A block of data
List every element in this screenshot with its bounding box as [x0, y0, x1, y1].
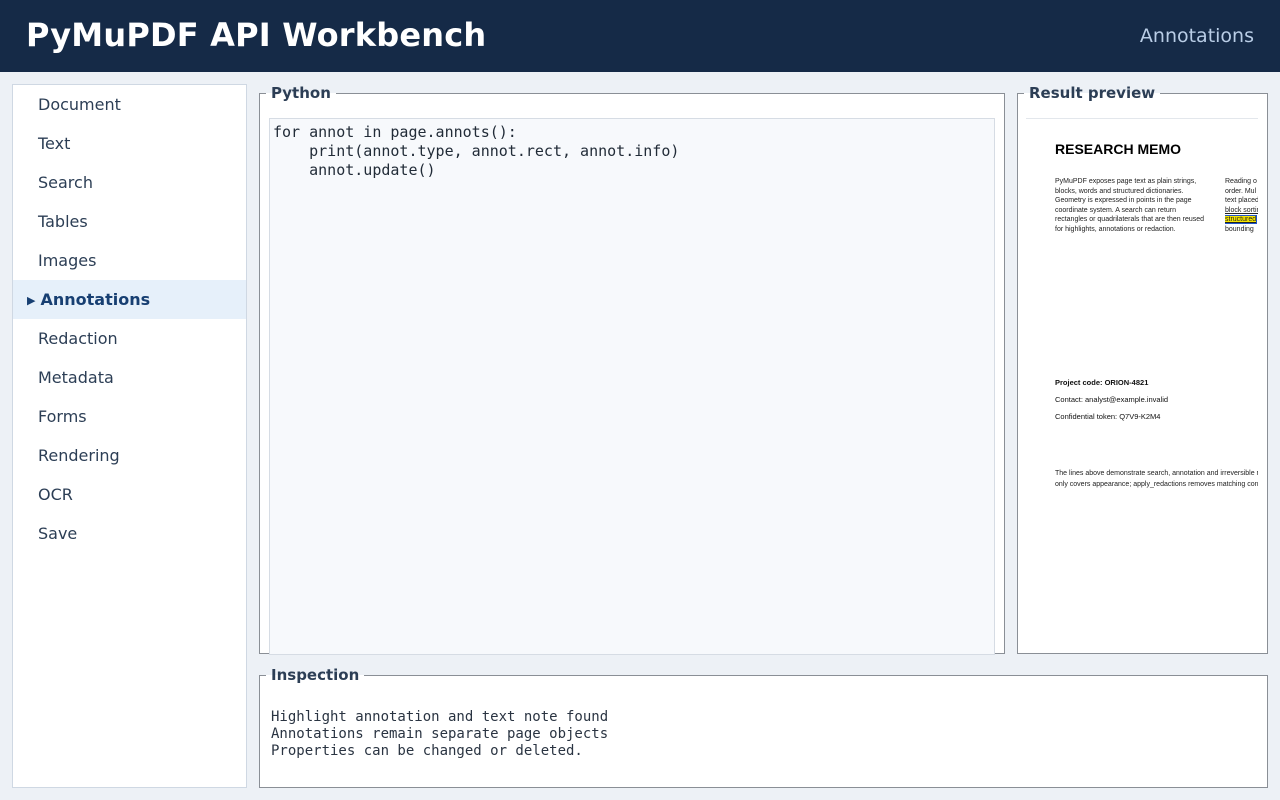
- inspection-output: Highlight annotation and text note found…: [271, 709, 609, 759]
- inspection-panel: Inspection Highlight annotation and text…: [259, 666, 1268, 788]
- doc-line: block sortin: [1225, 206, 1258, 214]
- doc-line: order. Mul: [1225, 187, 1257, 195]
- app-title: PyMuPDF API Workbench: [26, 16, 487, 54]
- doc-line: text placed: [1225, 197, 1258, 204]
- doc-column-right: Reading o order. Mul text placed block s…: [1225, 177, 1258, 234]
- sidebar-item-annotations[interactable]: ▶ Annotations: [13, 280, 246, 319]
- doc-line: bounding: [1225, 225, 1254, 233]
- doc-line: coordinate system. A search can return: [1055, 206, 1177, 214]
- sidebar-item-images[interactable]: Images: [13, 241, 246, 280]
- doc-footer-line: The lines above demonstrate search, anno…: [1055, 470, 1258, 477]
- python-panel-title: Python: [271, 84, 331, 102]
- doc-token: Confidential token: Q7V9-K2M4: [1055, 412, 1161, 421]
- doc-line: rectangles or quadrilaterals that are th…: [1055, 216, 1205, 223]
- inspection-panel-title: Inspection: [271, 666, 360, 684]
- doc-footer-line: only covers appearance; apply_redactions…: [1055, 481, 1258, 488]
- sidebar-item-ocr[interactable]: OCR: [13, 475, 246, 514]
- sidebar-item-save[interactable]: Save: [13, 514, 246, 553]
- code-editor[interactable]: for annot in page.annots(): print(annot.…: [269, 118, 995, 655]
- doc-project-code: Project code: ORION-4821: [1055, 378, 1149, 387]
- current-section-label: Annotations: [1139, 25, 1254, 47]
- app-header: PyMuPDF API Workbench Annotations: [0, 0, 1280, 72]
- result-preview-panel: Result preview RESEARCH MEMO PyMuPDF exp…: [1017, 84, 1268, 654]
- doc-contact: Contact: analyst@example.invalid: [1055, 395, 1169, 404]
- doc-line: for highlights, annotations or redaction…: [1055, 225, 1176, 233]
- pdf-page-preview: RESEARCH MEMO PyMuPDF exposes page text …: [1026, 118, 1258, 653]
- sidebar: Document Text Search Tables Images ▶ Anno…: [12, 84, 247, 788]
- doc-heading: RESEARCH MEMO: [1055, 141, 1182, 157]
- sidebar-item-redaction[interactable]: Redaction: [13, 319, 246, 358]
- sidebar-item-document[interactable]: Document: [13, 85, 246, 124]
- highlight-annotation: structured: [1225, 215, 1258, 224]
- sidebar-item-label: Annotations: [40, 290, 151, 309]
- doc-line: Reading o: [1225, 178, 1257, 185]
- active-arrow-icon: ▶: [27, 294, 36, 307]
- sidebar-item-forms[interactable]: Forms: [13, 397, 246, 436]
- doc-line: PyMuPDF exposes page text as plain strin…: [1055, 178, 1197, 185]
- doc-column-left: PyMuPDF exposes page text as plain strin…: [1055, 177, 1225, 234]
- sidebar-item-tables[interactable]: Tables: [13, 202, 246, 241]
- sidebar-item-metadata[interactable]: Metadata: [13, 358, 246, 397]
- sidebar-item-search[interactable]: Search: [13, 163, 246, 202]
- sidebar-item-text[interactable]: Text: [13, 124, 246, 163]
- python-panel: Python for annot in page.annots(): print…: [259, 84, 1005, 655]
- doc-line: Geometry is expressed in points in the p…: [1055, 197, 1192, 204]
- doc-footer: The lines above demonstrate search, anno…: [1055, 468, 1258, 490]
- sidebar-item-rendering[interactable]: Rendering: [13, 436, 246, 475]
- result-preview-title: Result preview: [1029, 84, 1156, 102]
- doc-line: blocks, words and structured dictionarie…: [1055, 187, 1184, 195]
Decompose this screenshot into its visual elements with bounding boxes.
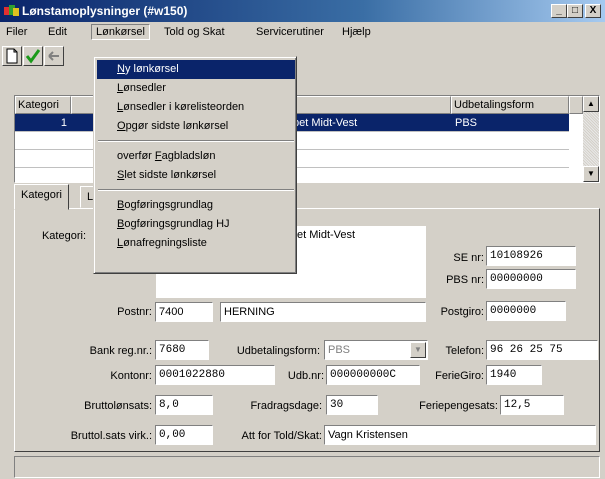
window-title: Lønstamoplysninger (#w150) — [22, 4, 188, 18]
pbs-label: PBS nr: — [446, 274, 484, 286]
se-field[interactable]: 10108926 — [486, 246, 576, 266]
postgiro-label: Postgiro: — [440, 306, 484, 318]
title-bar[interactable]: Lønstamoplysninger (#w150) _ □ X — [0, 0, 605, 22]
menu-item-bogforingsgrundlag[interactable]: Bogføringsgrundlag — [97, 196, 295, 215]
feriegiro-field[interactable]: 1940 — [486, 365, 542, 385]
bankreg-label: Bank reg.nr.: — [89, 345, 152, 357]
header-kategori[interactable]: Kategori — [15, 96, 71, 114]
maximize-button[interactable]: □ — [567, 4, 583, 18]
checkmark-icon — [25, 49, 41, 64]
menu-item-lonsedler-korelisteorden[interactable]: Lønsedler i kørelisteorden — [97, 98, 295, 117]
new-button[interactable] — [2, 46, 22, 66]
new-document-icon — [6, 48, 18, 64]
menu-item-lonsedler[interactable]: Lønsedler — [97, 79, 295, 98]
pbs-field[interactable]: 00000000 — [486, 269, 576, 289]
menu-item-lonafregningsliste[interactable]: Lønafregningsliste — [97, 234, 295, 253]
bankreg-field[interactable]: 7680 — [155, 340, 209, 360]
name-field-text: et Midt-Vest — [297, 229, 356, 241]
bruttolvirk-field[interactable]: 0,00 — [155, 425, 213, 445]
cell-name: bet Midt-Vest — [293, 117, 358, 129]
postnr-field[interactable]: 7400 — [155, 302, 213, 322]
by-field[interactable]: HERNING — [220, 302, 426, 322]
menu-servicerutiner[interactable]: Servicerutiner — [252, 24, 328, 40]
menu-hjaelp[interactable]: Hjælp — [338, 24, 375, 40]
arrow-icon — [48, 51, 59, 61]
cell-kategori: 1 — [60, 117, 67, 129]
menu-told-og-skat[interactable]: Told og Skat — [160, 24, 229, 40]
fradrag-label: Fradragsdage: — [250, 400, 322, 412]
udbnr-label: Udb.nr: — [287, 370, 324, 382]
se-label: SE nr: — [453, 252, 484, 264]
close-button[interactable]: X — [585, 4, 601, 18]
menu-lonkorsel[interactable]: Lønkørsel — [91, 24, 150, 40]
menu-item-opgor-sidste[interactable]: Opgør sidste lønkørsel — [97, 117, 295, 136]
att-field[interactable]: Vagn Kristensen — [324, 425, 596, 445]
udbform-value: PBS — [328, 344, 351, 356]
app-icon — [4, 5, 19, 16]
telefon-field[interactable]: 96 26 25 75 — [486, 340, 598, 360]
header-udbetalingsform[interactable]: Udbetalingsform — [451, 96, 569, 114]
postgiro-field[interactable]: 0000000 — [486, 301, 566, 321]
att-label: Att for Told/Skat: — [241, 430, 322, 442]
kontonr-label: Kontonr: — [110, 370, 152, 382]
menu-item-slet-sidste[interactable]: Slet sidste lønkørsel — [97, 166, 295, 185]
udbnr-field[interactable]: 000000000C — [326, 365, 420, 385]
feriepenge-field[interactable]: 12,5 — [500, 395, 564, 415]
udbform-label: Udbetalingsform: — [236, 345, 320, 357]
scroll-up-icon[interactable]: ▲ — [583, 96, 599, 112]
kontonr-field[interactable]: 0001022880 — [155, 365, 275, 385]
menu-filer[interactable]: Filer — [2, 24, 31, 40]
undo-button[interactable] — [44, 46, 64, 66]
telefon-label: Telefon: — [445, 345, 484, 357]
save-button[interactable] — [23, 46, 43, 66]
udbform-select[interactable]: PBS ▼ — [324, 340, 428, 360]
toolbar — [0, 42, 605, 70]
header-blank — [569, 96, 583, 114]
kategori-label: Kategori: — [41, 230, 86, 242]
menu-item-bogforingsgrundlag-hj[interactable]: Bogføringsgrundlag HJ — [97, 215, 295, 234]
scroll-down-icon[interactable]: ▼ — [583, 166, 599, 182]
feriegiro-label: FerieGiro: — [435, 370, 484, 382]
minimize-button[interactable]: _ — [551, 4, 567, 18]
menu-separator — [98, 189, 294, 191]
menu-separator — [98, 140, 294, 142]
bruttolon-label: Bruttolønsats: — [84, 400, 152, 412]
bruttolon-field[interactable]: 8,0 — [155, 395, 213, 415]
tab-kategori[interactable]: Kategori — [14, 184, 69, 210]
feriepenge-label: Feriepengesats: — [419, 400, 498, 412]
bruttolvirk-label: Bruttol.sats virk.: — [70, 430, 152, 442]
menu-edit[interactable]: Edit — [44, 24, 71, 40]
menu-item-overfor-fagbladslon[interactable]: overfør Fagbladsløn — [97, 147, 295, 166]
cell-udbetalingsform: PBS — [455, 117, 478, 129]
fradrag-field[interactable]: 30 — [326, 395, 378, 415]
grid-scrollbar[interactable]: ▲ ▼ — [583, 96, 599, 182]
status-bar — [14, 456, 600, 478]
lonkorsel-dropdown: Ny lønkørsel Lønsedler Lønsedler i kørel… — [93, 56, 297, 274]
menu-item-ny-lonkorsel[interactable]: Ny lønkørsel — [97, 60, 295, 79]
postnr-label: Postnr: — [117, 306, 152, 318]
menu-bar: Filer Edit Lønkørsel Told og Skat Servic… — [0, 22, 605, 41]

▸ What you are asked to do:
Return the lines from the line containing "window-title: Lønstamoplysninger (#w150)" through the line containing "checkmark-icon — [25, 49, 41, 64]" without any changes, both of those lines included.

▸ Complete answer:
window-title: Lønstamoplysninger (#w150) — [22, 4, 188, 18]
pbs-label: PBS nr: — [446, 274, 484, 286]
se-field[interactable]: 10108926 — [486, 246, 576, 266]
postgiro-label: Postgiro: — [440, 306, 484, 318]
title-bar[interactable]: Lønstamoplysninger (#w150) _ □ X — [0, 0, 605, 22]
menu-item-bogforingsgrundlag[interactable]: Bogføringsgrundlag — [97, 196, 295, 215]
feriegiro-field[interactable]: 1940 — [486, 365, 542, 385]
bankreg-label: Bank reg.nr.: — [89, 345, 152, 357]
header-kategori[interactable]: Kategori — [15, 96, 71, 114]
maximize-button[interactable]: □ — [567, 4, 583, 18]
checkmark-icon — [25, 49, 41, 64]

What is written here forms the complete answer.